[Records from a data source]
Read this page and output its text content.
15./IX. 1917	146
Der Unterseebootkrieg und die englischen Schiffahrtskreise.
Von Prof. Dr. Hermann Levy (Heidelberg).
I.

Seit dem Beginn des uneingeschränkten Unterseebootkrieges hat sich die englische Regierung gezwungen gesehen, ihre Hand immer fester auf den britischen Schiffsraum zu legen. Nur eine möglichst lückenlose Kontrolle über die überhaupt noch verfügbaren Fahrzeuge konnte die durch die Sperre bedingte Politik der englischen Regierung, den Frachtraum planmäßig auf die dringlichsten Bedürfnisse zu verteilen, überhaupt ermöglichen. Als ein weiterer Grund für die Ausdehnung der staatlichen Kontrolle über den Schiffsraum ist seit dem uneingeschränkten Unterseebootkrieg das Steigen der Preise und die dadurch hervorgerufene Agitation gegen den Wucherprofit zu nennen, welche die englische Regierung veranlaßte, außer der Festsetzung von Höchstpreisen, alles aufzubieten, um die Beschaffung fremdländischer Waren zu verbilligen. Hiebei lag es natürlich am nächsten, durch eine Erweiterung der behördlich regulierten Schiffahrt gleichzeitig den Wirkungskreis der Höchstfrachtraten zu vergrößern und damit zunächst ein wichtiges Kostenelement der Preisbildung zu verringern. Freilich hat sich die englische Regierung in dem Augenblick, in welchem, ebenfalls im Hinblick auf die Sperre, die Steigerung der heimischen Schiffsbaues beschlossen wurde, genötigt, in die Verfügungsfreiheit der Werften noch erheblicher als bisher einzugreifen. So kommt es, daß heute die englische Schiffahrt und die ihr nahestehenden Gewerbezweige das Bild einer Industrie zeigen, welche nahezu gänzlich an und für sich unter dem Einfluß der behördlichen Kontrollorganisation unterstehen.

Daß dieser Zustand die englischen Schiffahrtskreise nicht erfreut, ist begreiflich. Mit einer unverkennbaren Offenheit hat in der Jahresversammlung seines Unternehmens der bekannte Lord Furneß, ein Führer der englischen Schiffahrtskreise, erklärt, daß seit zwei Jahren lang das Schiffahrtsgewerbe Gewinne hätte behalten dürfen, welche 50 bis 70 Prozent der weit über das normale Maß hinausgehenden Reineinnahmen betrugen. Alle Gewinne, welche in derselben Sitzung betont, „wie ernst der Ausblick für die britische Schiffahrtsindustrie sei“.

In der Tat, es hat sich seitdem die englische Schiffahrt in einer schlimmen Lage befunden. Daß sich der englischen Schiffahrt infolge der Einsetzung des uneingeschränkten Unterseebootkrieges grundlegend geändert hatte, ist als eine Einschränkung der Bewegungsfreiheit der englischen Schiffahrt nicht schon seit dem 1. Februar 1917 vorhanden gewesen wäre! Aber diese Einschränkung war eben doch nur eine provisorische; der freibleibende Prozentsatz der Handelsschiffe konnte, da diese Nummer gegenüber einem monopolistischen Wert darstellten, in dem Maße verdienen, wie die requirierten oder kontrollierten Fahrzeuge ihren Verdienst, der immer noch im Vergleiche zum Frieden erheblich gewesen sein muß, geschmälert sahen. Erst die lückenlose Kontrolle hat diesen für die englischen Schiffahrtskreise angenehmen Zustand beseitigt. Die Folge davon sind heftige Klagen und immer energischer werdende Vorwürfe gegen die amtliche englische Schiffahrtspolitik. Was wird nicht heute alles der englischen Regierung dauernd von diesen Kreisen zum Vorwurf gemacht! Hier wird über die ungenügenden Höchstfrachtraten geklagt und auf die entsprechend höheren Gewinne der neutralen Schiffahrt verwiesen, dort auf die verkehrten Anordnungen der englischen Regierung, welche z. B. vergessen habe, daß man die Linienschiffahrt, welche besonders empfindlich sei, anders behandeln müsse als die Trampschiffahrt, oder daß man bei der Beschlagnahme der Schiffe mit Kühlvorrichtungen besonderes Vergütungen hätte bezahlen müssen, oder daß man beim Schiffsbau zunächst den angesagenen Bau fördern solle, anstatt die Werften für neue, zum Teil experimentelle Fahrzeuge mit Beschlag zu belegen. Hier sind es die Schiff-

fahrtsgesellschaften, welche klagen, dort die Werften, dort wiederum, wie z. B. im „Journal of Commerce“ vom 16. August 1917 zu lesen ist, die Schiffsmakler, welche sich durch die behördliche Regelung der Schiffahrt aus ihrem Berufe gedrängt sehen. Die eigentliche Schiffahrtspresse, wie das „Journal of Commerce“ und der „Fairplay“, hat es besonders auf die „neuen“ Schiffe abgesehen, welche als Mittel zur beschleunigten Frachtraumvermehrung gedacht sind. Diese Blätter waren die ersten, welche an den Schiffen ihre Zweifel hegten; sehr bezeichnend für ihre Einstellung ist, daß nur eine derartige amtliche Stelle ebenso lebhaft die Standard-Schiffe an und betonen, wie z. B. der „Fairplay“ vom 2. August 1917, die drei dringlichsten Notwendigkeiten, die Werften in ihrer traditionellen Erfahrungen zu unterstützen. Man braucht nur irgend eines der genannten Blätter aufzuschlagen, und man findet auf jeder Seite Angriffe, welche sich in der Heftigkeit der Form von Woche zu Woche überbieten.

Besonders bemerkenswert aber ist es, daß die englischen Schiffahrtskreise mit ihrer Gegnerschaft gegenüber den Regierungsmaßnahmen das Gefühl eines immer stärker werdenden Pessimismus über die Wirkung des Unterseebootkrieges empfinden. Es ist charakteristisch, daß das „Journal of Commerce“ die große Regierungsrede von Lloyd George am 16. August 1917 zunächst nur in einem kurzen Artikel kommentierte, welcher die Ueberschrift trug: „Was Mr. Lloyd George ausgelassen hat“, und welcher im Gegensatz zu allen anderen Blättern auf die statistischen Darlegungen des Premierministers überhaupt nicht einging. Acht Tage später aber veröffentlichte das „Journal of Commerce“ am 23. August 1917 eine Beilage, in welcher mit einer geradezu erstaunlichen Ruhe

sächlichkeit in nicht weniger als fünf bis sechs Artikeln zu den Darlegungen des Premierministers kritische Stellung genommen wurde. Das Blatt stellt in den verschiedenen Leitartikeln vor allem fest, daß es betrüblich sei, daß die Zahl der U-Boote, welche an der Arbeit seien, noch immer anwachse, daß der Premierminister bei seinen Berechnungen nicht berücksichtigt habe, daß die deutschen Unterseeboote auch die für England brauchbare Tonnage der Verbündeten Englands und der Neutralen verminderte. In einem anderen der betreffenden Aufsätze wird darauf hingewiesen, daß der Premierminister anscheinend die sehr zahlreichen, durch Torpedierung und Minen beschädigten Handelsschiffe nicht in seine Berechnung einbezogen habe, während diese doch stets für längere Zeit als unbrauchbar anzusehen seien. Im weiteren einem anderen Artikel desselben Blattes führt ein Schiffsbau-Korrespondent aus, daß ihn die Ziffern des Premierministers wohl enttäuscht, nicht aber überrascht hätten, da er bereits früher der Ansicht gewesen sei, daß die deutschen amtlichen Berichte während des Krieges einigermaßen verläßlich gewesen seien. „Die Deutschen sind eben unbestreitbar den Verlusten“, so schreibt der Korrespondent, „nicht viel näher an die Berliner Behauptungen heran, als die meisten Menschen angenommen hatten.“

## Try it
Make an exact copy of every entry.

## Answer box
Read this page and output its text content.
15./IX. 1917	146
Der Unterseebootkrieg und die englischen Schiffahrtskreise.
Von Prof. Dr. Hermann Levy (Heidelberg).
I.

Seit dem Beginn des uneingeschränkten Unterseebootkrieges hat sich die englische Regierung gezwungen gesehen, ihre Hand immer fester auf den britischen Schiffsraum zu legen. Nur eine möglichst lückenlose Kontrolle über die überhaupt noch verfügbaren Fahrzeuge konnte die durch die Sperre bedingte Politik der englischen Regierung, den Frachtraum planmäßig auf die dringlichsten Bedürfnisse zu verteilen, überhaupt ermöglichen. Als ein weiterer Grund für die Ausdehnung der staatlichen Kontrolle über den Schiffsraum ist seit dem uneingeschränkten Unterseebootkrieg das Steigen der Preise und die dadurch hervorgerufene Agitation gegen den Wucherprofit zu nennen, welche die englische Regierung veranlaßte, außer der Festsetzung von Höchstpreisen, alles aufzubieten, um die Beschaffung fremdländischer Waren zu verbilligen. Hiebei lag es natürlich am nächsten, durch eine Erweiterung der behördlich regulierten Schiffahrt gleichzeitig den Wirkungskreis der Höchstfrachtraten zu vergrößern und damit zunächst ein wichtiges Kostenelement der Preisbildung zu verringern. Freilich hat sich die englische Regierung in dem Augenblick, in welchem, ebenfalls im Hinblick auf die Sperre, die Steigerung der heimischen Schiffsbaues beschlossen wurde, genötigt, in die Verfügungsfreiheit der Werften noch erheblicher als bisher einzugreifen. So kommt es, daß heute die englische Schiffahrt und die ihr nahestehenden Gewerbezweige das Bild einer Industrie zeigen, welche nahezu gänzlich an und für sich unter dem Einfluß der behördlichen Kontrollorganisation unterstehen.

Daß dieser Zustand die englischen Schiffahrtskreise nicht erfreut, ist begreiflich. Mit einer unverkennbaren Offenheit hat in der Jahresversammlung seines Unternehmens der bekannte Lord Furneß, ein Führer der englischen Schiffahrtskreise, erklärt, daß seit zwei Jahren lang das Schiffahrtsgewerbe Gewinne hätte behalten dürfen, welche 50 bis 70 Prozent der weit über das normale Maß hinausgehenden Reineinnahmen betrugen. Alle Gewinne, welche in derselben Sitzung betont, „wie ernst der Ausblick für die britische Schiffahrtsindustrie sei“.

In der Tat, es hat sich seitdem die englische Schiffahrt in einer schlimmen Lage befunden. Daß sich der englischen Schiffahrt infolge der Einsetzung des uneingeschränkten Unterseebootkrieges grundlegend geändert hatte, ist als eine Einschränkung der Bewegungsfreiheit der englischen Schiffahrt nicht schon seit dem 1. Februar 1917 vorhanden gewesen wäre! Aber diese Einschränkung war eben doch nur eine provisorische; der freibleibende Prozentsatz der Handelsschiffe konnte, da diese Nummer gegenüber einem monopolistischen Wert darstellten, in dem Maße verdienen, wie die requirierten oder kontrollierten Fahrzeuge ihren Verdienst, der immer noch im Vergleiche zum Frieden erheblich gewesen sein muß, geschmälert sahen. Erst die lückenlose Kontrolle hat diesen für die englischen Schiffahrtskreise angenehmen Zustand beseitigt. Die Folge davon sind heftige Klagen und immer energischer werdende Vorwürfe gegen die amtliche englische Schiffahrtspolitik. Was wird nicht heute alles der englischen Regierung dauernd von diesen Kreisen zum Vorwurf gemacht! Hier wird über die ungenügenden Höchstfrachtraten geklagt und auf die entsprechend höheren Gewinne der neutralen Schiffahrt verwiesen, dort auf die verkehrten Anordnungen der englischen Regierung, welche z. B. vergessen habe, daß man die Linienschiffahrt, welche besonders empfindlich sei, anders behandeln müsse als die Trampschiffahrt, oder daß man bei der Beschlagnahme der Schiffe mit Kühlvorrichtungen besonderes Vergütungen hätte bezahlen müssen, oder daß man beim Schiffsbau zunächst den angesagenen Bau fördern solle, anstatt die Werften für neue, zum Teil experimentelle Fahrzeuge mit Beschlag zu belegen. Hier sind es die Schiff-

fahrtsgesellschaften, welche klagen, dort die Werften, dort wiederum, wie z. B. im „Journal of Commerce“ vom 16. August 1917 zu lesen ist, die Schiffsmakler, welche sich durch die behördliche Regelung der Schiffahrt aus ihrem Berufe gedrängt sehen. Die eigentliche Schiffahrtspresse, wie das „Journal of Commerce“ und der „Fairplay“, hat es besonders auf die „neuen“ Schiffe abgesehen, welche als Mittel zur beschleunigten Frachtraumvermehrung gedacht sind. Diese Blätter waren die ersten, welche an den Schiffen ihre Zweifel hegten; sehr bezeichnend für ihre Einstellung ist, daß nur eine derartige amtliche Stelle ebenso lebhaft die Standard-Schiffe an und betonen, wie z. B. der „Fairplay“ vom 2. August 1917, die drei dringlichsten Notwendigkeiten, die Werften in ihrer traditionellen Erfahrungen zu unterstützen. Man braucht nur irgend eines der genannten Blätter aufzuschlagen, und man findet auf jeder Seite Angriffe, welche sich in der Heftigkeit der Form von Woche zu Woche überbieten.

Besonders bemerkenswert aber ist es, daß die englischen Schiffahrtskreise mit ihrer Gegnerschaft gegenüber den Regierungsmaßnahmen das Gefühl eines immer stärker werdenden Pessimismus über die Wirkung des Unterseebootkrieges empfinden. Es ist charakteristisch, daß das „Journal of Commerce“ die große Regierungsrede von Lloyd George am 16. August 1917 zunächst nur in einem kurzen Artikel kommentierte, welcher die Ueberschrift trug: „Was Mr. Lloyd George ausgelassen hat“, und welcher im Gegensatz zu allen anderen Blättern auf die statistischen Darlegungen des Premierministers überhaupt nicht einging. Acht Tage später aber veröffentlichte das „Journal of Commerce“ am 23. August 1917 eine Beilage, in welcher mit einer geradezu erstaunlichen Ruhe

sächlichkeit in nicht weniger als fünf bis sechs Artikeln zu den Darlegungen des Premierministers kritische Stellung genommen wurde. Das Blatt stellt in den verschiedenen Leitartikeln vor allem fest, daß es betrüblich sei, daß die Zahl der U-Boote, welche an der Arbeit seien, noch immer anwachse, daß der Premierminister bei seinen Berechnungen nicht berücksichtigt habe, daß die deutschen Unterseeboote auch die für England brauchbare Tonnage der Verbündeten Englands und der Neutralen verminderte. In einem anderen der betreffenden Aufsätze wird darauf hingewiesen, daß der Premierminister anscheinend die sehr zahlreichen, durch Torpedierung und Minen beschädigten Handelsschiffe nicht in seine Berechnung einbezogen habe, während diese doch stets für längere Zeit als unbrauchbar anzusehen seien. Im weiteren einem anderen Artikel desselben Blattes führt ein Schiffsbau-Korrespondent aus, daß ihn die Ziffern des Premierministers wohl enttäuscht, nicht aber überrascht hätten, da er bereits früher der Ansicht gewesen sei, daß die deutschen amtlichen Berichte während des Krieges einigermaßen verläßlich gewesen seien. „Die Deutschen sind eben unbestreitbar den Verlusten“, so schreibt der Korrespondent, „nicht viel näher an die Berliner Behauptungen heran, als die meisten Menschen angenommen hatten.“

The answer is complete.